→ What to do
Write the data out again, exactly as given.

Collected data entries
........

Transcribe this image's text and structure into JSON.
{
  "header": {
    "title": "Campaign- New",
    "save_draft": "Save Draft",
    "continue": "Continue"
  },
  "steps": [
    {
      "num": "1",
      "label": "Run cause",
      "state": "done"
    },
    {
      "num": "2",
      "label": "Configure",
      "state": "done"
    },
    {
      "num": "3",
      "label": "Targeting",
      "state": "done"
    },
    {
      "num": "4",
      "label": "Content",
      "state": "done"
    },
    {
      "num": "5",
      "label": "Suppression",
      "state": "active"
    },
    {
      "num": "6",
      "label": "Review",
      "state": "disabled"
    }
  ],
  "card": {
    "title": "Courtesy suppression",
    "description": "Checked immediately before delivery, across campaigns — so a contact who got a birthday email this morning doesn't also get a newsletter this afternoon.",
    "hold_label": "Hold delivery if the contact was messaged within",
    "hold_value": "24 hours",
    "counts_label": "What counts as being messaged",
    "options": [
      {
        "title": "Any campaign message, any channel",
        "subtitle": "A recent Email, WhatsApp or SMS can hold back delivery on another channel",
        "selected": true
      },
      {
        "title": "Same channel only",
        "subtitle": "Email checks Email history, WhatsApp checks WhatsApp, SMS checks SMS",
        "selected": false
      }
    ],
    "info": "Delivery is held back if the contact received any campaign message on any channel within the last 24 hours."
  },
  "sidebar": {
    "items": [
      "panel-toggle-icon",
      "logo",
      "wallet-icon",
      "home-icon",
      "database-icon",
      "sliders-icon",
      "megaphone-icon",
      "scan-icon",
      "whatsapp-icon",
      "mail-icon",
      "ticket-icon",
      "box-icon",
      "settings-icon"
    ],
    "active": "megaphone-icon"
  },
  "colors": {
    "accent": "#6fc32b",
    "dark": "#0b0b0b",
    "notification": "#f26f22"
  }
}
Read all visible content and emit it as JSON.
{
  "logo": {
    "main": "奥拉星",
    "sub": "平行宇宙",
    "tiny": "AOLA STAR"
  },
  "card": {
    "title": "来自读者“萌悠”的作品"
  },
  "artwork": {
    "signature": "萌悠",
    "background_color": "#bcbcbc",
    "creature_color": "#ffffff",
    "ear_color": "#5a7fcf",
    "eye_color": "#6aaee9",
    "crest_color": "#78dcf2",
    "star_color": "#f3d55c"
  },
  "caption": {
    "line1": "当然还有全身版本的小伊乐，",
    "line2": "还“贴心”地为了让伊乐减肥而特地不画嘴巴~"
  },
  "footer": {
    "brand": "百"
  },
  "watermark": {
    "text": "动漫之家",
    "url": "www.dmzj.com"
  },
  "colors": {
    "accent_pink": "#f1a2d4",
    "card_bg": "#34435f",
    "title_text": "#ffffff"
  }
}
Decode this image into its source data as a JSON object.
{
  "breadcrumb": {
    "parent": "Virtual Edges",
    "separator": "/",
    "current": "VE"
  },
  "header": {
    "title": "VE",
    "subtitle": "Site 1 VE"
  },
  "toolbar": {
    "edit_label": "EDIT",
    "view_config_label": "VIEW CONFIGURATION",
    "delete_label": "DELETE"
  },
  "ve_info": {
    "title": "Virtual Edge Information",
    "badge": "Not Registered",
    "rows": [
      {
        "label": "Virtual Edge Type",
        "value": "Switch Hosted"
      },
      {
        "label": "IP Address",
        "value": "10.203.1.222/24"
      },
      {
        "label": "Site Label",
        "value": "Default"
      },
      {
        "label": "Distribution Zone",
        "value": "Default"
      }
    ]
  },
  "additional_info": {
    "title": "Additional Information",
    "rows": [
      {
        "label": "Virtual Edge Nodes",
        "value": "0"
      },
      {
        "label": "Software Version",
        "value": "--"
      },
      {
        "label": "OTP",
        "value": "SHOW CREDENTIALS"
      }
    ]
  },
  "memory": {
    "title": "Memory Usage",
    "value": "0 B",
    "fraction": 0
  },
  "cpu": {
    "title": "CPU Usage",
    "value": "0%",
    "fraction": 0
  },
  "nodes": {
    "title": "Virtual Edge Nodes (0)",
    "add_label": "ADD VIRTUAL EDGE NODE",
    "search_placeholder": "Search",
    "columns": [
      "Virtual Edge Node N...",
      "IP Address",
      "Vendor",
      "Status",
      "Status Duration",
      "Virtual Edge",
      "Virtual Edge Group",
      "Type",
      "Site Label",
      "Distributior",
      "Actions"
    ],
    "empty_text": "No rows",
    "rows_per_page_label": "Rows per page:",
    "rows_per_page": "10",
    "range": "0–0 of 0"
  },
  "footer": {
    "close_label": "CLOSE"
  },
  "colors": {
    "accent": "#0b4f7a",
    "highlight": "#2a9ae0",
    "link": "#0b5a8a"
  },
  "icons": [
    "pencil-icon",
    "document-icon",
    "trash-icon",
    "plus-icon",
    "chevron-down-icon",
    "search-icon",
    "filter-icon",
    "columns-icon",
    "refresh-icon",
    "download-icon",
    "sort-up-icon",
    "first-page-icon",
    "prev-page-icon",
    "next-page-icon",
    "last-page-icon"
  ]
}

........

→ Answer in full
Transcribe this image's text and structure into JSON.
{
  "header": {
    "title": "Campaign- New",
    "save_draft": "Save Draft",
    "continue": "Continue"
  },
  "steps": [
    {
      "num": "1",
      "label": "Run cause",
      "state": "done"
    },
    {
      "num": "2",
      "label": "Configure",
      "state": "done"
    },
    {
      "num": "3",
      "label": "Targeting",
      "state": "done"
    },
    {
      "num": "4",
      "label": "Content",
      "state": "done"
    },
    {
      "num": "5",
      "label": "Suppression",
      "state": "active"
    },
    {
      "num": "6",
      "label": "Review",
      "state": "disabled"
    }
  ],
  "card": {
    "title": "Courtesy suppression",
    "description": "Checked immediately before delivery, across campaigns — so a contact who got a birthday email this morning doesn't also get a newsletter this afternoon.",
    "hold_label": "Hold delivery if the contact was messaged within",
    "hold_value": "24 hours",
    "counts_label": "What counts as being messaged",
    "options": [
      {
        "title": "Any campaign message, any channel",
        "subtitle": "A recent Email, WhatsApp or SMS can hold back delivery on another channel",
        "selected": true
      },
      {
        "title": "Same channel only",
        "subtitle": "Email checks Email history, WhatsApp checks WhatsApp, SMS checks SMS",
        "selected": false
      }
    ],
    "info": "Delivery is held back if the contact received any campaign message on any channel within the last 24 hours."
  },
  "sidebar": {
    "items": [
      "panel-toggle-icon",
      "logo",
      "wallet-icon",
      "home-icon",
      "database-icon",
      "sliders-icon",
      "megaphone-icon",
      "scan-icon",
      "whatsapp-icon",
      "mail-icon",
      "ticket-icon",
      "box-icon",
      "settings-icon"
    ],
    "active": "megaphone-icon"
  },
  "colors": {
    "accent": "#6fc32b",
    "dark": "#0b0b0b",
    "notification": "#f26f22"
  }
}
Read all visible content and emit it as JSON.
{
  "logo": {
    "main": "奥拉星",
    "sub": "平行宇宙",
    "tiny": "AOLA STAR"
  },
  "card": {
    "title": "来自读者“萌悠”的作品"
  },
  "artwork": {
    "signature": "萌悠",
    "background_color": "#bcbcbc",
    "creature_color": "#ffffff",
    "ear_color": "#5a7fcf",
    "eye_color": "#6aaee9",
    "crest_color": "#78dcf2",
    "star_color": "#f3d55c"
  },
  "caption": {
    "line1": "当然还有全身版本的小伊乐，",
    "line2": "还“贴心”地为了让伊乐减肥而特地不画嘴巴~"
  },
  "footer": {
    "brand": "百"
  },
  "watermark": {
    "text": "动漫之家",
    "url": "www.dmzj.com"
  },
  "colors": {
    "accent_pink": "#f1a2d4",
    "card_bg": "#34435f",
    "title_text": "#ffffff"
  }
}
Decode this image into its source data as a JSON object.
{
  "breadcrumb": {
    "parent": "Virtual Edges",
    "separator": "/",
    "current": "VE"
  },
  "header": {
    "title": "VE",
    "subtitle": "Site 1 VE"
  },
  "toolbar": {
    "edit_label": "EDIT",
    "view_config_label": "VIEW CONFIGURATION",
    "delete_label": "DELETE"
  },
  "ve_info": {
    "title": "Virtual Edge Information",
    "badge": "Not Registered",
    "rows": [
      {
        "label": "Virtual Edge Type",
        "value": "Switch Hosted"
      },
      {
        "label": "IP Address",
        "value": "10.203.1.222/24"
      },
      {
        "label": "Site Label",
        "value": "Default"
      },
      {
        "label": "Distribution Zone",
        "value": "Default"
      }
    ]
  },
  "additional_info": {
    "title": "Additional Information",
    "rows": [
      {
        "label": "Virtual Edge Nodes",
        "value": "0"
      },
      {
        "label": "Software Version",
        "value": "--"
      },
      {
        "label": "OTP",
        "value": "SHOW CREDENTIALS"
      }
    ]
  },
  "memory": {
    "title": "Memory Usage",
    "value": "0 B",
    "fraction": 0
  },
  "cpu": {
    "title": "CPU Usage",
    "value": "0%",
    "fraction": 0
  },
  "nodes": {
    "title": "Virtual Edge Nodes (0)",
    "add_label": "ADD VIRTUAL EDGE NODE",
    "search_placeholder": "Search",
    "columns": [
      "Virtual Edge Node N...",
      "IP Address",
      "Vendor",
      "Status",
      "Status Duration",
      "Virtual Edge",
      "Virtual Edge Group",
      "Type",
      "Site Label",
      "Distributior",
      "Actions"
    ],
    "empty_text": "No rows",
    "rows_per_page_label": "Rows per page:",
    "rows_per_page": "10",
    "range": "0–0 of 0"
  },
  "footer": {
    "close_label": "CLOSE"
  },
  "colors": {
    "accent": "#0b4f7a",
    "highlight": "#2a9ae0",
    "link": "#0b5a8a"
  },
  "icons": [
    "pencil-icon",
    "document-icon",
    "trash-icon",
    "plus-icon",
    "chevron-down-icon",
    "search-icon",
    "filter-icon",
    "columns-icon",
    "refresh-icon",
    "download-icon",
    "sort-up-icon",
    "first-page-icon",
    "prev-page-icon",
    "next-page-icon",
    "last-page-icon"
  ]
}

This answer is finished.